PROBLEM REQUIREMENTS >> Filter the listing below, copying every line in which the word "data" appears.
--- begin LISTED ENTRIES ---
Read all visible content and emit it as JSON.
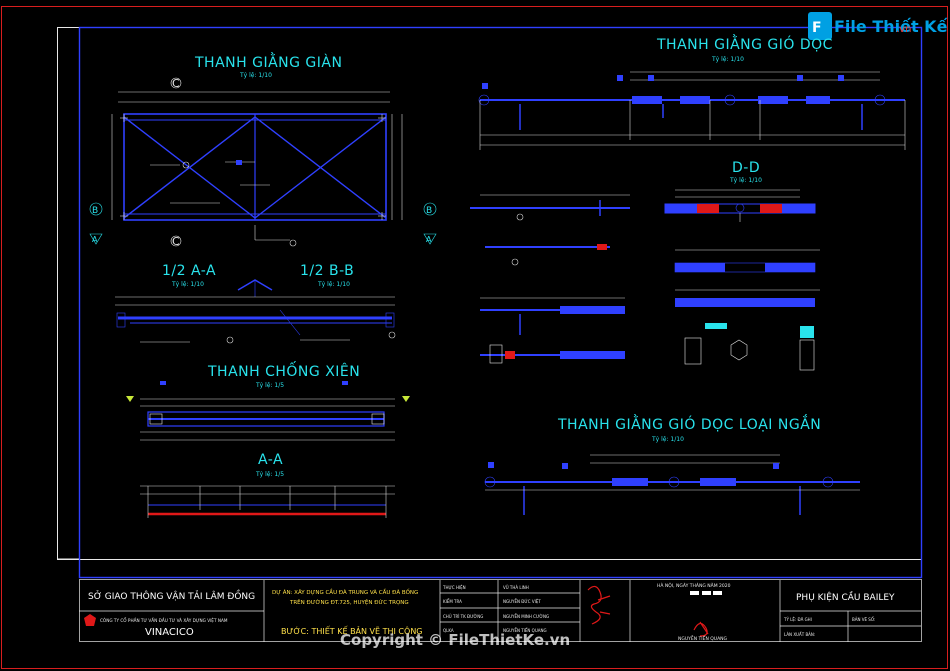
{
  "logo": {
    "text": "File Thiết Kế",
    "suffix": ".vn"
  },
  "titles": {
    "giang_gian": "THANH GIẰNG GIÀN",
    "giang_gio_doc": "THANH GIẰNG GIÓ DỌC",
    "dd": "D-D",
    "half_aa": "1/2 A-A",
    "half_bb": "1/2 B-B",
    "chong_xien": "THANH CHỐNG XIÊN",
    "aa": "A-A",
    "giang_gio_ngan": "THANH GIẰNG GIÓ DỌC LOẠI NGẮN"
  },
  "scales": {
    "s1_10": "Tỷ lệ: 1/10",
    "s1_5": "Tỷ lệ: 1/5"
  },
  "section_marks": {
    "c": "C",
    "b": "B",
    "a": "A"
  },
  "titleblock": {
    "agency": "SỞ GIAO THÔNG VẬN TẢI LÂM ĐỒNG",
    "company": "CÔNG TY CỔ PHẦN TƯ VẤN ĐẦU TƯ VÀ XÂY DỰNG VIỆT NAM",
    "company_short": "VINACICO",
    "project_line1": "DỰ ÁN: XÂY DỰNG CẦU ĐÀ TRUNG VÀ CẦU ĐÀ BỐNG",
    "project_line2": "TRÊN ĐƯỜNG ĐT.725, HUYỆN ĐỨC TRỌNG",
    "stage": "BƯỚC: THIẾT KẾ BẢN VẼ THI CÔNG",
    "roles": [
      {
        "role": "THỰC HIỆN",
        "name": "VŨ THÀ LINH"
      },
      {
        "role": "KIỂM TRA",
        "name": "NGUYỄN ĐỨC VIỆT"
      },
      {
        "role": "CHỦ TRÌ TK ĐƯỜNG",
        "name": "NGUYỄN MINH CƯỜNG"
      },
      {
        "role": "QLKA",
        "name": "NGUYỄN TIẾN QUANG"
      }
    ],
    "date_line": "HÀ NỘI, NGÀY  THÁNG  NĂM 2020",
    "director": "NGUYỄN TIẾN QUANG",
    "drawing_title": "PHỤ KIỆN CẦU BAILEY",
    "scale_label": "TỶ LỆ: ĐÃ GHI",
    "sheet_label": "BẢN VẼ SỐ:",
    "date_label": "LÀN XUẤT BẢN:"
  },
  "copyright": "Copyright © FileThietKe.vn",
  "colors": {
    "background": "#000000",
    "frame": "#e8e8e8",
    "outer_frame": "#d81e1e",
    "title_cyan": "#29e3ec",
    "member_blue": "#2f40ff",
    "member_red": "#e01818",
    "dim_white": "#d8d8d8"
  }
}
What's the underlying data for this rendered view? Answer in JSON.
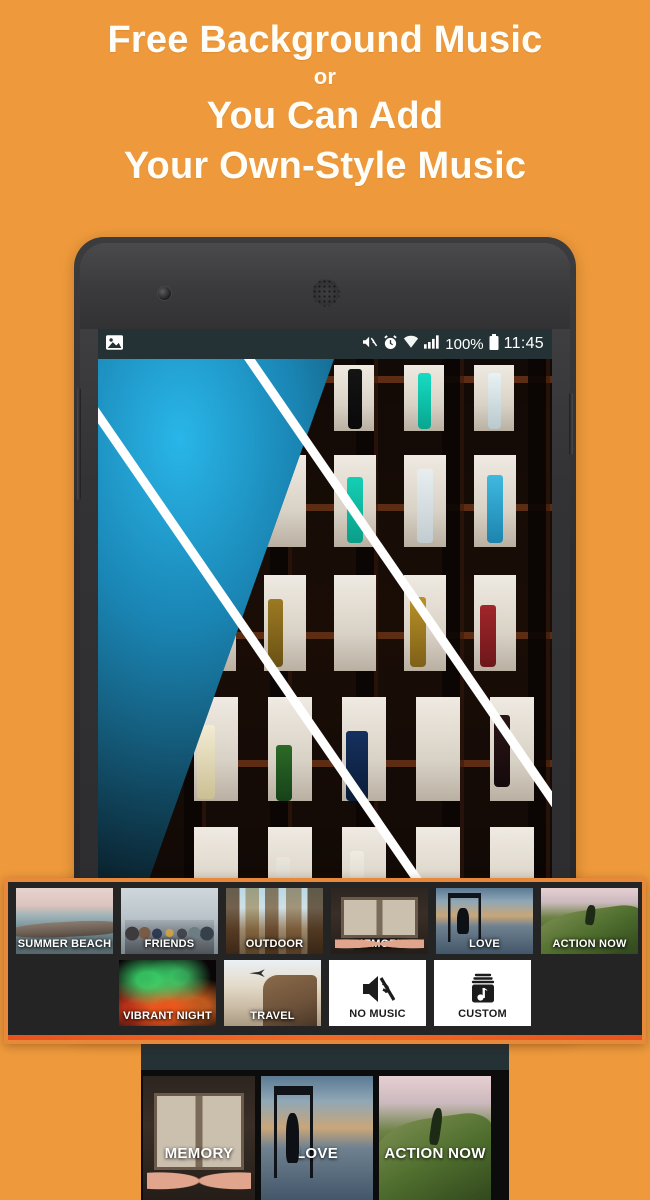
{
  "headline": {
    "line1": "Free Background Music",
    "line_or": "or",
    "line2": "You Can Add",
    "line3": "Your Own-Style Music"
  },
  "colors": {
    "background": "#ee9a3c",
    "panel_border": "#e8883a",
    "panel_background": "#242424",
    "accent_bar": "#e8531c",
    "statusbar": "#243235",
    "selection": "#ffffff"
  },
  "phone": {
    "statusbar": {
      "gallery_icon": "image-icon",
      "mute_icon": "volume-mute-icon",
      "alarm_icon": "alarm-clock-icon",
      "wifi_icon": "wifi-icon",
      "signal_icon": "cellular-signal-icon",
      "battery_percent": "100%",
      "battery_icon": "battery-full-icon",
      "time": "11:45"
    },
    "preview": {
      "transition": "diagonal-split",
      "photo_a": "bottles-on-shelf",
      "photo_b": "woman-hand-hair-blue"
    }
  },
  "music_panel": {
    "selected": "SUMMER BEACH",
    "row1": [
      {
        "label": "SUMMER BEACH",
        "art": "art-beach",
        "selected": true
      },
      {
        "label": "FRIENDS",
        "art": "art-friends",
        "selected": false
      },
      {
        "label": "OUTDOOR",
        "art": "art-outdoor",
        "selected": false
      },
      {
        "label": "MEMORY",
        "art": "art-memory",
        "selected": false
      },
      {
        "label": "LOVE",
        "art": "art-love",
        "selected": false
      },
      {
        "label": "ACTION NOW",
        "art": "art-action",
        "selected": false
      }
    ],
    "row2": [
      {
        "label": "VIBRANT NIGHT",
        "art": "art-vibrant",
        "selected": false
      },
      {
        "label": "TRAVEL",
        "art": "art-travel",
        "selected": false
      },
      {
        "label": "NO MUSIC",
        "art": "white",
        "icon": "volume-mute-icon",
        "selected": false
      },
      {
        "label": "CUSTOM",
        "art": "white",
        "icon": "music-note-box-icon",
        "selected": false
      }
    ]
  },
  "bottom_row": {
    "items": [
      {
        "label": "MEMORY",
        "art": "art-memory"
      },
      {
        "label": "LOVE",
        "art": "art-love"
      },
      {
        "label": "ACTION NOW",
        "art": "art-action"
      }
    ]
  }
}
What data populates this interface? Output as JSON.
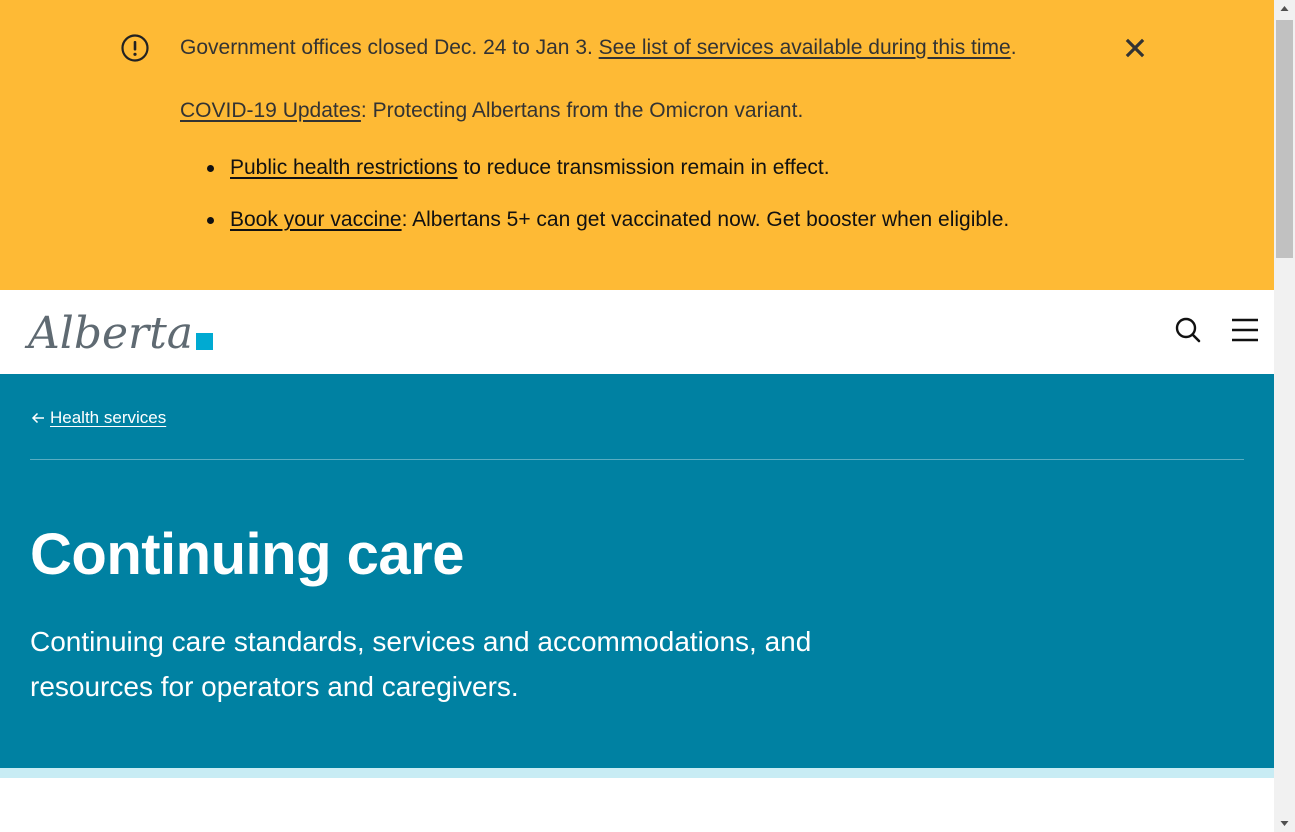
{
  "alert": {
    "closure_text": "Government offices closed Dec. 24 to Jan 3. ",
    "closure_link": "See list of services available during this time",
    "closure_end": ".",
    "covid_link": "COVID-19 Updates",
    "covid_text": ": Protecting Albertans from the Omicron variant.",
    "items": [
      {
        "link": "Public health restrictions",
        "text": " to reduce transmission remain in effect."
      },
      {
        "link": "Book your vaccine",
        "text": ": Albertans 5+ can get vaccinated now. Get booster when eligible."
      }
    ]
  },
  "header": {
    "logo_text": "Alberta"
  },
  "hero": {
    "breadcrumb": "Health services",
    "title": "Continuing care",
    "subtitle": "Continuing care standards, services and accommodations, and resources for operators and caregivers."
  },
  "icons": {
    "alert": "exclamation-circle-icon",
    "close": "close-icon",
    "search": "search-icon",
    "menu": "hamburger-menu-icon",
    "back": "arrow-left-icon"
  },
  "colors": {
    "alert_bg": "#feba35",
    "hero_bg": "#0081a2",
    "accent_bar": "#c8ecf4",
    "logo_square": "#00aad2",
    "logo_text": "#5f6a72"
  }
}
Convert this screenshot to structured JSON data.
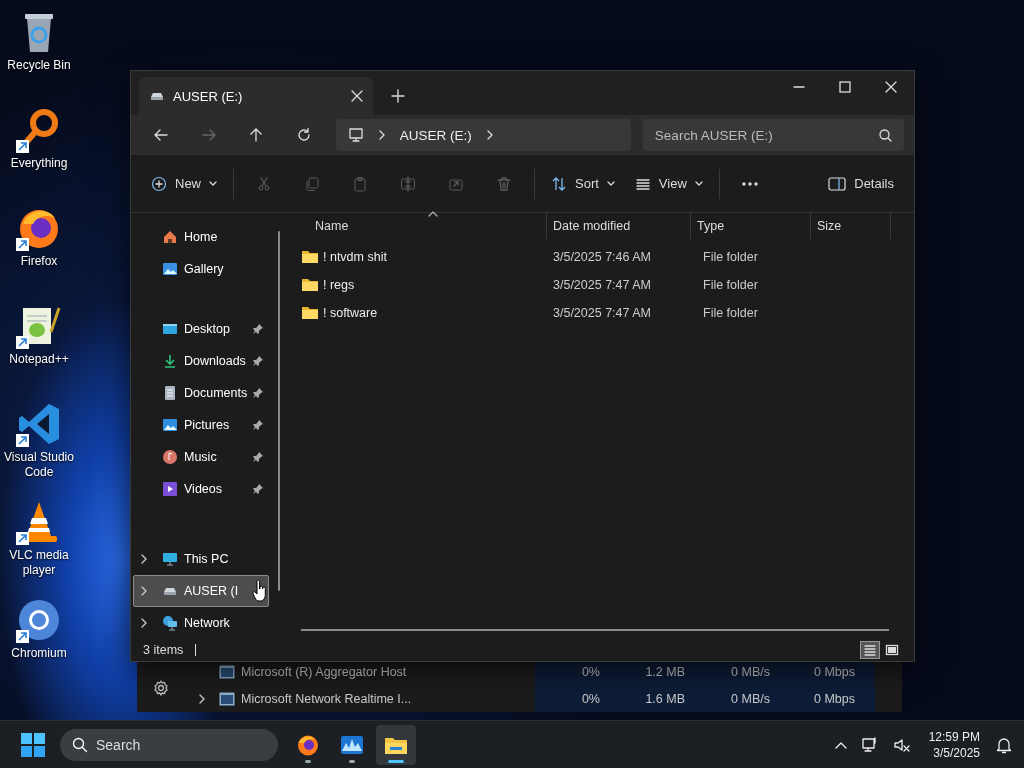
{
  "desktop_icons": [
    {
      "label": "Recycle Bin",
      "kind": "recycle-bin",
      "shortcut": false
    },
    {
      "label": "Everything",
      "kind": "everything",
      "shortcut": true
    },
    {
      "label": "Firefox",
      "kind": "firefox",
      "shortcut": true
    },
    {
      "label": "Notepad++",
      "kind": "notepad",
      "shortcut": true
    },
    {
      "label": "Visual Studio Code",
      "kind": "vscode",
      "shortcut": true
    },
    {
      "label": "VLC media player",
      "kind": "vlc",
      "shortcut": true
    },
    {
      "label": "Chromium",
      "kind": "chromium",
      "shortcut": true
    }
  ],
  "task_manager": {
    "rows": [
      {
        "name": "Microsoft (R) Aggregator Host",
        "expandable": false,
        "values": [
          "0%",
          "1.2 MB",
          "0 MB/s",
          "0 Mbps"
        ]
      },
      {
        "name": "Microsoft Network Realtime I...",
        "expandable": true,
        "values": [
          "0%",
          "1.6 MB",
          "0 MB/s",
          "0 Mbps"
        ]
      }
    ]
  },
  "explorer": {
    "tabs": [
      {
        "title": "AUSER (E:)",
        "selected": true
      }
    ],
    "breadcrumb": [
      "AUSER (E:)"
    ],
    "search": {
      "placeholder": "Search AUSER (E:)"
    },
    "toolbar": {
      "groups": [
        [
          {
            "kind": "new",
            "label": "New",
            "disabled": false
          }
        ],
        [
          {
            "kind": "cut",
            "disabled": true
          },
          {
            "kind": "copy",
            "disabled": true
          },
          {
            "kind": "paste",
            "disabled": true
          },
          {
            "kind": "rename",
            "disabled": true
          },
          {
            "kind": "share",
            "disabled": true
          },
          {
            "kind": "delete",
            "disabled": true
          }
        ],
        [
          {
            "kind": "sort",
            "label": "Sort",
            "disabled": false
          },
          {
            "kind": "view",
            "label": "View",
            "disabled": false
          }
        ],
        [
          {
            "kind": "more",
            "disabled": false
          }
        ]
      ],
      "details": {
        "label": "Details"
      }
    },
    "sidebar": {
      "groups": [
        {
          "items": [
            {
              "label": "Home",
              "kind": "home",
              "pinned": false,
              "expandable": false,
              "selected": false
            },
            {
              "label": "Gallery",
              "kind": "gallery",
              "pinned": false,
              "expandable": false,
              "selected": false
            }
          ]
        },
        {
          "items": [
            {
              "label": "Desktop",
              "kind": "desktop",
              "pinned": true,
              "expandable": false,
              "selected": false
            },
            {
              "label": "Downloads",
              "kind": "downloads",
              "pinned": true,
              "expandable": false,
              "selected": false
            },
            {
              "label": "Documents",
              "kind": "documents",
              "pinned": true,
              "expandable": false,
              "selected": false
            },
            {
              "label": "Pictures",
              "kind": "pictures",
              "pinned": true,
              "expandable": false,
              "selected": false
            },
            {
              "label": "Music",
              "kind": "music",
              "pinned": true,
              "expandable": false,
              "selected": false
            },
            {
              "label": "Videos",
              "kind": "videos",
              "pinned": true,
              "expandable": false,
              "selected": false
            }
          ]
        },
        {
          "items": [
            {
              "label": "This PC",
              "kind": "this-pc",
              "pinned": false,
              "expandable": true,
              "selected": false
            },
            {
              "label": "AUSER (I",
              "kind": "drive",
              "pinned": false,
              "expandable": true,
              "selected": true
            },
            {
              "label": "Network",
              "kind": "network",
              "pinned": false,
              "expandable": true,
              "selected": false
            }
          ]
        }
      ]
    },
    "columns": [
      "Name",
      "Date modified",
      "Type",
      "Size"
    ],
    "files": [
      {
        "name": "! ntvdm shit",
        "date_modified": "3/5/2025 7:46 AM",
        "type": "File folder"
      },
      {
        "name": "! regs",
        "date_modified": "3/5/2025 7:47 AM",
        "type": "File folder"
      },
      {
        "name": "! software",
        "date_modified": "3/5/2025 7:47 AM",
        "type": "File folder"
      }
    ],
    "status": "3 items",
    "views": [
      {
        "kind": "details",
        "selected": true
      },
      {
        "kind": "tiles",
        "selected": false
      }
    ]
  },
  "taskbar": {
    "search": {
      "placeholder": "Search"
    },
    "apps": [
      {
        "kind": "firefox",
        "running": true,
        "active": false
      },
      {
        "kind": "task-manager",
        "running": true,
        "active": false
      },
      {
        "kind": "explorer",
        "running": true,
        "active": true
      }
    ],
    "time": "12:59 PM",
    "date": "3/5/2025"
  }
}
--- end LISTED ENTRIES ---
ANSWER >>
What's the underlying data for this rendered view? Answer in JSON.
What data populates this interface? Output as JSON.
Convert this screenshot to structured JSON data.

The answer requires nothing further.